* _Directive_
Where a line of the listing below includes the word "dans", reproduce that line.

* _Data_
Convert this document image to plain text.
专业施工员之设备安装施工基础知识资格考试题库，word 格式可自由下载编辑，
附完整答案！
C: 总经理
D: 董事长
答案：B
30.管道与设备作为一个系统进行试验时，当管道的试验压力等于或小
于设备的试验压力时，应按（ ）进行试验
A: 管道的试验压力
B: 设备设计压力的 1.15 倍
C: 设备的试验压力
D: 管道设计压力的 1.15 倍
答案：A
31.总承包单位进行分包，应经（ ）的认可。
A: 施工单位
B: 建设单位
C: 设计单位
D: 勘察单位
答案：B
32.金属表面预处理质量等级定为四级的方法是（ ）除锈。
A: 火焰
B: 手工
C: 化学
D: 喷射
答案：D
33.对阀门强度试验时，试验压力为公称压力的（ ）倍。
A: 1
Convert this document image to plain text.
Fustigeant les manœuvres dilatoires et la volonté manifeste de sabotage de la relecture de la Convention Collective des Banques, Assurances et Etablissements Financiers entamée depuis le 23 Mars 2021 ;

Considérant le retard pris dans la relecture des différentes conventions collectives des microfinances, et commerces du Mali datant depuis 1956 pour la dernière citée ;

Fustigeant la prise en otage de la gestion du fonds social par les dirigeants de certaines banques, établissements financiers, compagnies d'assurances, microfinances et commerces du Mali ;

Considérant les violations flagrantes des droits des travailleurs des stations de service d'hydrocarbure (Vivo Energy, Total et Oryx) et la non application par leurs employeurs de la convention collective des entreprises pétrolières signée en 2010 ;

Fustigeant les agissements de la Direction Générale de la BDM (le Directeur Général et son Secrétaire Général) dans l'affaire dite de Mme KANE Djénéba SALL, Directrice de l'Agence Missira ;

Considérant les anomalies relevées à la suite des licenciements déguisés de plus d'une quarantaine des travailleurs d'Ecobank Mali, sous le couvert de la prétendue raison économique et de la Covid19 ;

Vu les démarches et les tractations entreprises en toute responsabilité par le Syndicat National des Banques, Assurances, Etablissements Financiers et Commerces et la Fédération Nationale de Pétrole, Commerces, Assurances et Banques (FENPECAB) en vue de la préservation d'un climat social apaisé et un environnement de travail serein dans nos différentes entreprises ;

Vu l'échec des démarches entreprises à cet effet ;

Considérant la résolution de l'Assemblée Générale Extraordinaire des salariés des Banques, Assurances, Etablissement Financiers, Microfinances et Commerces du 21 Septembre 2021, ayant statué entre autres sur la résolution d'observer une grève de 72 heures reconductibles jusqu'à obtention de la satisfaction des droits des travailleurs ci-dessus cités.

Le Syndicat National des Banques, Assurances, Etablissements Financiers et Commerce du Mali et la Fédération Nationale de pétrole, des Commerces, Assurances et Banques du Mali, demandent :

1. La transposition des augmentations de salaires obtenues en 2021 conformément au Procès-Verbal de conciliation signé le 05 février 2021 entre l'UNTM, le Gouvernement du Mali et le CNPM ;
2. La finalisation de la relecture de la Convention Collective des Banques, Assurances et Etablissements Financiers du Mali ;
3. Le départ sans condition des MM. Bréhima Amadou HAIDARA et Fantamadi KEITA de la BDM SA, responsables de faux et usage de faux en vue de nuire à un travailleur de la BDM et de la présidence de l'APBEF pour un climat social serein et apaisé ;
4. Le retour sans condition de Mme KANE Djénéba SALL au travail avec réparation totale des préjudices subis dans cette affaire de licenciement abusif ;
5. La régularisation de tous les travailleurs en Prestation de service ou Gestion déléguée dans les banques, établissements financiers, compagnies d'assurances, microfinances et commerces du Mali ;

* _Written solution_
Considérant le retard pris dans la relecture des différentes conventions collectives des microfinances, et commerces du Mali datant depuis 1956 pour la dernière citée ;
Fustigeant les agissements de la Direction Générale de la BDM (le Directeur Général et son Secrétaire Général) dans l'affaire dite de Mme KANE Djénéba SALL, Directrice de l'Agence Missira ;
Vu les démarches et les tractations entreprises en toute responsabilité par le Syndicat National des Banques, Assurances, Etablissements Financiers et Commerces et la Fédération Nationale de Pétrole, Commerces, Assurances et Banques (FENPECAB) en vue de la préservation d'un climat social apaisé et un environnement de travail serein dans nos différentes entreprises ;
4. Le retour sans condition de Mme KANE Djénéba SALL au travail avec réparation totale des préjudices subis dans cette affaire de licenciement abusif ;
5. La régularisation de tous les travailleurs en Prestation de service ou Gestion déléguée dans les banques, établissements financiers, compagnies d'assurances, microfinances et commerces du Mali ;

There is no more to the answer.